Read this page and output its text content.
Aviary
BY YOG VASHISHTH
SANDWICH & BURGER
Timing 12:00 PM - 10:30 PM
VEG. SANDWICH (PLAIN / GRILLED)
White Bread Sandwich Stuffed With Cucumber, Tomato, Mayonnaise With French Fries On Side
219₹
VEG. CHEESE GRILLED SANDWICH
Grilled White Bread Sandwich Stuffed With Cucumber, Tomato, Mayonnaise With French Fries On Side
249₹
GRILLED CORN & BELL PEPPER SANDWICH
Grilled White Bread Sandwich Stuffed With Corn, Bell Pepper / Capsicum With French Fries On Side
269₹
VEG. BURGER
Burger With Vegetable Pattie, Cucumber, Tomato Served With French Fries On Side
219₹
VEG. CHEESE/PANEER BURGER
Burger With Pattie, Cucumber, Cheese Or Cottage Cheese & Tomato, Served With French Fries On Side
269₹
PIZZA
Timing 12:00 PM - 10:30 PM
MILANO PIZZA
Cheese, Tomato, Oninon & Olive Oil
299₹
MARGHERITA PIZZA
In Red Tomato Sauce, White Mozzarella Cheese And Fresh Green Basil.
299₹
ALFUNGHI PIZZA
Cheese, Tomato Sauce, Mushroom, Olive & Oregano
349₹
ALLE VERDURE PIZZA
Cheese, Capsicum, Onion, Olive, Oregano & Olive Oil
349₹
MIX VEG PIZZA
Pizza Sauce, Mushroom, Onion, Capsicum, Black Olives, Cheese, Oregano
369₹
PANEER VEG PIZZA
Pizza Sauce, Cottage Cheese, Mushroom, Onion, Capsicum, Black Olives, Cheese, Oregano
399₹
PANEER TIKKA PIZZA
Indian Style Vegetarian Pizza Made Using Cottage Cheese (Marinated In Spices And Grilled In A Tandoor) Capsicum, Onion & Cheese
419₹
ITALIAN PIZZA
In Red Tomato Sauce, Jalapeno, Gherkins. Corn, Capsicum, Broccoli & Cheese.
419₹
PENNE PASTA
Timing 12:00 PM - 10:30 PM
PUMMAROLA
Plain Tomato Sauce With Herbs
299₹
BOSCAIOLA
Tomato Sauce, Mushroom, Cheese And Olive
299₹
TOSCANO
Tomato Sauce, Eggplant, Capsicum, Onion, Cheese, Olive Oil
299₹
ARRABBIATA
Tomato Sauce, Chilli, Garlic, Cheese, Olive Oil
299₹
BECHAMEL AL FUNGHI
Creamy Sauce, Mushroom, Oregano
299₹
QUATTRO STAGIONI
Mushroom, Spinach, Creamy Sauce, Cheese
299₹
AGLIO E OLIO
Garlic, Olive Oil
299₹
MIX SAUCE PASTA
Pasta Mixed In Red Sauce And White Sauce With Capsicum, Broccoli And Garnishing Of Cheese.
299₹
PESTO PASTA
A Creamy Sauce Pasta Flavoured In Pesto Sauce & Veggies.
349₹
----------------------------------------
→ Problem requirements:
Review the preceding data and report every line that includes the string "Fries".

→ Exercise response:
White Bread Sandwich Stuffed With Cucumber, Tomato, Mayonnaise With French Fries On Side
Grilled White Bread Sandwich Stuffed With Cucumber, Tomato, Mayonnaise With French Fries On Side
Grilled White Bread Sandwich Stuffed With Corn, Bell Pepper / Capsicum With French Fries On Side
Burger With Vegetable Pattie, Cucumber, Tomato Served With French Fries On Side
Burger With Pattie, Cucumber, Cheese Or Cottage Cheese & Tomato, Served With French Fries On Side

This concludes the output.